Given passage |
Content starts
Female Spine Residents NOT So Interested in Maternity Leave
What is important to women who apply to spine and orthopedic residency programs? Hint, it’s not the maternity leave.
Researchers from the Penn State College of Medicine and Penn State Milton S. Hershey Medical Center, both in Hershey, Pennslyvania, have recently published a new study titled, “Factors in Orthopaedic Residency Decision-making for Female Applicants: A Cross-sectional Study.” The study appears in the December 15, 2020 edition of the Journal of the American Academy of Orthopaedic Surgeons.
Co-author Jesse Bible, M.D., an orthopedic surgeon at Penn State Milton S. Hershey Medical Center, told OTW, “After two of the female medical students I mentor attended the North American Spine Society Annual Meeting in 2018, they noted the lack of women at the conference and were often assumed to be vendors for medical supply companies rather than medical professionals in training. In discussing this experience with them, we came up with this idea for a research project with the goal of making orthopaedic residency programs more attractive to female applicants.”
So the researchers sent out a two-part survey to female orthopedic residents, asking them to score 17 different characteristics on importance. The survey team then asked these residents to rank their top five things that most influenced their decision when choosing an orthopedic surgery residency. A total of 158 out of 305 individuals responded to the survey.
Content ends
What to work on |
[A] Please list every organization or publication named in the article on female orthopedic residency applicants.
[B] In the article on female orthopedic residency applicants, how many people responded to the survey?
The material after this point is unrelated to the article on female orthopedic residency applicants.

Data under study |
Content starts
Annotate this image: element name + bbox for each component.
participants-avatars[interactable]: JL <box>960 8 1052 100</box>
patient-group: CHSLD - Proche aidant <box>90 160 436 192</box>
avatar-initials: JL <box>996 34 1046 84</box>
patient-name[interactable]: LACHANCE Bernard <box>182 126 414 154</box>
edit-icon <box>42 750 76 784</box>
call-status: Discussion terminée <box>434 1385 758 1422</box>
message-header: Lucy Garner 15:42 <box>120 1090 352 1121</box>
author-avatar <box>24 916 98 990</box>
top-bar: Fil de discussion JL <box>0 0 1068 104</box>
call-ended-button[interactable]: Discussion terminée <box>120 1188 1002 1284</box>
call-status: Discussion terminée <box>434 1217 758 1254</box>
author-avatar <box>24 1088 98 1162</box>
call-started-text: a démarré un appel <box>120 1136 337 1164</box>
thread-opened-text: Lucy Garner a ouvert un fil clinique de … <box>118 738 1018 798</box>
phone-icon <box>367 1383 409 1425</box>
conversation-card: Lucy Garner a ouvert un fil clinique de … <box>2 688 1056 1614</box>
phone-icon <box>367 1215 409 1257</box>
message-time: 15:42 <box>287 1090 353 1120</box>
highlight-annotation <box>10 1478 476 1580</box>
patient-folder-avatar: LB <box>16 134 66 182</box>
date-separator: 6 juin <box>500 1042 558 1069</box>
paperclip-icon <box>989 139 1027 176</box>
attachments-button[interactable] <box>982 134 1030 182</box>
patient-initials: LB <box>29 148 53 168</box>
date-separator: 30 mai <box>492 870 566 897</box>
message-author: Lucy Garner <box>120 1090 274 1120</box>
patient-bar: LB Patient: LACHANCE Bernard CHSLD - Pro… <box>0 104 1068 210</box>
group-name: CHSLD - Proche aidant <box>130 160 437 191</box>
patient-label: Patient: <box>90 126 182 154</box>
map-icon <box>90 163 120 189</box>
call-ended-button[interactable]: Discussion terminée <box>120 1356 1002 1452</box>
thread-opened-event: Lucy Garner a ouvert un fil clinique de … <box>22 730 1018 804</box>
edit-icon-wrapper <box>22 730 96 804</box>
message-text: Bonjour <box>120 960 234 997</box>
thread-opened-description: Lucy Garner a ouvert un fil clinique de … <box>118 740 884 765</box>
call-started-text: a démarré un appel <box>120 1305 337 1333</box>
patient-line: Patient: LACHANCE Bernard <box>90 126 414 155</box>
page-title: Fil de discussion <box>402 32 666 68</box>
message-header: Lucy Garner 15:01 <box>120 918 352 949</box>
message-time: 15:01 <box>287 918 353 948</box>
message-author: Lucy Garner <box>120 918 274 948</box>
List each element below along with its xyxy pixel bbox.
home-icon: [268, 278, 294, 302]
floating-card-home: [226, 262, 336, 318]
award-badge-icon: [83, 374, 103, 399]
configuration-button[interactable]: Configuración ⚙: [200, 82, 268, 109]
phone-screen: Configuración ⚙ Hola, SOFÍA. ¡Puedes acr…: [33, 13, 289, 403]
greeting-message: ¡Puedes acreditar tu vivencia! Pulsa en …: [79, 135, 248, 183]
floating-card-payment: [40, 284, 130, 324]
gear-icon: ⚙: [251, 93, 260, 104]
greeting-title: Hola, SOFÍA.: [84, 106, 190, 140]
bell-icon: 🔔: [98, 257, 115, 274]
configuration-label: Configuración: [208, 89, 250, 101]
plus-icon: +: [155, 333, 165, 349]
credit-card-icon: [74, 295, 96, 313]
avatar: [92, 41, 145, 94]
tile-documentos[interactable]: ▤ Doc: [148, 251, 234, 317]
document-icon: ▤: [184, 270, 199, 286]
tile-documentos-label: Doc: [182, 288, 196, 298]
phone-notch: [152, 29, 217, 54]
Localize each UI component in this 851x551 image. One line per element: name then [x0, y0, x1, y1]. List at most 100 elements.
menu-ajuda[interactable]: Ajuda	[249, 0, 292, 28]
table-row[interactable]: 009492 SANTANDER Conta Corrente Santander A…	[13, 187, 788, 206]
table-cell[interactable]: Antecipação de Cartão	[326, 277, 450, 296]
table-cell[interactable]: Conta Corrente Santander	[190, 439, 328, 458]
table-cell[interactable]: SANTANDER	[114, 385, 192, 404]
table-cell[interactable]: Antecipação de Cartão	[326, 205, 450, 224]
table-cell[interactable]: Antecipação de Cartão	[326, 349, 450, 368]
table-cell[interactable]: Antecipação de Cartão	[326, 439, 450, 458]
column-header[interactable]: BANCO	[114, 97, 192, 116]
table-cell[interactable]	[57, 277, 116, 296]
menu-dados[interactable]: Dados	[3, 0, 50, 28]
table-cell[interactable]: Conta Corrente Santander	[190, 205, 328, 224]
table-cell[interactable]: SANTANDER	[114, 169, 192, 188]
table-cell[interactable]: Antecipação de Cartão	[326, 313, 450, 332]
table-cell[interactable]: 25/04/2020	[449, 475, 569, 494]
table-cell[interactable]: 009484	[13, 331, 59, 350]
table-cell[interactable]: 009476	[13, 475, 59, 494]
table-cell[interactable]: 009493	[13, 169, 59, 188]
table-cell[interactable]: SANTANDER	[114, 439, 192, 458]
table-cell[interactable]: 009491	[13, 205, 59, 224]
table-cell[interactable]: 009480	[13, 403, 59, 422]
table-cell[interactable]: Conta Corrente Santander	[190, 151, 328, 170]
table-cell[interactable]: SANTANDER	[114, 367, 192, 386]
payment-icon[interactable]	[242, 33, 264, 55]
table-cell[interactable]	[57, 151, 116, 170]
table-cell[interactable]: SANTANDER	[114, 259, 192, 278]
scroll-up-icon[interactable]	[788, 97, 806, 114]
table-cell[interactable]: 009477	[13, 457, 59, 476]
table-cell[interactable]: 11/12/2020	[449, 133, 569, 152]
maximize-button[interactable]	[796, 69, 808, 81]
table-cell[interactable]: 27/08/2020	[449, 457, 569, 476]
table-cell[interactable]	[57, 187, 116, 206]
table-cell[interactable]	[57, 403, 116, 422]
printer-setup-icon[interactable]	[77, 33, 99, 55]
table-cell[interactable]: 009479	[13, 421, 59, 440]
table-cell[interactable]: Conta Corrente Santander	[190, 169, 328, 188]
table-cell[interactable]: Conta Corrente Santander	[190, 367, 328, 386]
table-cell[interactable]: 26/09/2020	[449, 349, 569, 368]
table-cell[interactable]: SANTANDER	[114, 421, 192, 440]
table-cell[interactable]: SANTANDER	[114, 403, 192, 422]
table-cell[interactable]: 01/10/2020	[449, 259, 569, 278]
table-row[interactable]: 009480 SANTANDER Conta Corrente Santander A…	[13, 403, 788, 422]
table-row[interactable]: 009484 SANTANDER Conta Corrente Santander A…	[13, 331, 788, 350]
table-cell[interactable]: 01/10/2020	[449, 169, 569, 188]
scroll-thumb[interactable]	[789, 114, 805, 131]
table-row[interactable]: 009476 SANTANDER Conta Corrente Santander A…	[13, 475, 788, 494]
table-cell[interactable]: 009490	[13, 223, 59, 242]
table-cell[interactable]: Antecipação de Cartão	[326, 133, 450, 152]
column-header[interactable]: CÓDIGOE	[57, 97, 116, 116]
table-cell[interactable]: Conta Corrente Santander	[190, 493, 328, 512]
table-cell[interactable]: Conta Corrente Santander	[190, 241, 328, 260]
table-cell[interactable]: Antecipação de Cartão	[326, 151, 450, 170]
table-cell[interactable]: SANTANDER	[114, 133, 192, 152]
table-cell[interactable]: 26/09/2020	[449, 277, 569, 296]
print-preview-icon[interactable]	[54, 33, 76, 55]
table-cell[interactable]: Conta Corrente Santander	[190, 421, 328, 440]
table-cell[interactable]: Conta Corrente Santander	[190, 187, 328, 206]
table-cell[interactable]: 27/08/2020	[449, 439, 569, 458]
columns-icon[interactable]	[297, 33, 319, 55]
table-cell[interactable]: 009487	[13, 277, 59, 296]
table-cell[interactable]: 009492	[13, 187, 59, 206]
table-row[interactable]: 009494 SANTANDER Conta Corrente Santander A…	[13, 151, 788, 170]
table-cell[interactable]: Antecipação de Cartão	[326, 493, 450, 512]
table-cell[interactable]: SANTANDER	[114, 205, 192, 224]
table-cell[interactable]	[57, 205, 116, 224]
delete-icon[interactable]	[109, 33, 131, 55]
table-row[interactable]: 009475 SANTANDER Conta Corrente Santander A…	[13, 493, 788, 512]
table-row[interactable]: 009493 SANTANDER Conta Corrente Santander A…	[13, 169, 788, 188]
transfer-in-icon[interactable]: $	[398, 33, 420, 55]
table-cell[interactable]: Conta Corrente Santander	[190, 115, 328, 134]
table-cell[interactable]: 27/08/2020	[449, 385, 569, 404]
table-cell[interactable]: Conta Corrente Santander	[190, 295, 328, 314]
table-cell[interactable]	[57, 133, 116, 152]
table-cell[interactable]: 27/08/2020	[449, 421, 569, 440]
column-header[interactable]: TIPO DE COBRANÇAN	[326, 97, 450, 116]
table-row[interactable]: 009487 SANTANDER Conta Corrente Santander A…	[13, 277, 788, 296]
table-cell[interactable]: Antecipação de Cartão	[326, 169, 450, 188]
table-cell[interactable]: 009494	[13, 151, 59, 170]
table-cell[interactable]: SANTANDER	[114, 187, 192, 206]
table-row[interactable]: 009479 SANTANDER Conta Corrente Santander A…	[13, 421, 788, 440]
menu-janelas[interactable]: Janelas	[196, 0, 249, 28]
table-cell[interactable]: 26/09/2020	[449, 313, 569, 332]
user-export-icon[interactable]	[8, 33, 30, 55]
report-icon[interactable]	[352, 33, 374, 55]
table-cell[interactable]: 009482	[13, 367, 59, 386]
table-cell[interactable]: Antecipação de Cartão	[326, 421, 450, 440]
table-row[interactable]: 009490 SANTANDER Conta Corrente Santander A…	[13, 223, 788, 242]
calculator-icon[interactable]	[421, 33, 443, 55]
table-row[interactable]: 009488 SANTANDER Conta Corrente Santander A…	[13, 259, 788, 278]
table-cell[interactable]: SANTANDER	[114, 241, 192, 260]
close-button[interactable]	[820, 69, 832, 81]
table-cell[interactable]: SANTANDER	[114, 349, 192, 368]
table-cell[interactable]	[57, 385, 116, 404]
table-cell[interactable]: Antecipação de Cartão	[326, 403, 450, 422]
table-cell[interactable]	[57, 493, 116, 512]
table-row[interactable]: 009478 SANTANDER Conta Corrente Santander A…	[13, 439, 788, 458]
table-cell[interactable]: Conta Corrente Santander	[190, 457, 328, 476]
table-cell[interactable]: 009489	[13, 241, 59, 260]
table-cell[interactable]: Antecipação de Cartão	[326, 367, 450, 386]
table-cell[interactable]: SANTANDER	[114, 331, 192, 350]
Content ends
Answers to the exercises |
[A] Penn State College of Medicine; Penn State Milton S. Hershey Medical Center; Journal of the American Academy of Orthopaedic Surgeons; OTW; North American Spine Society

[B] 158 of the 305 individuals surveyed.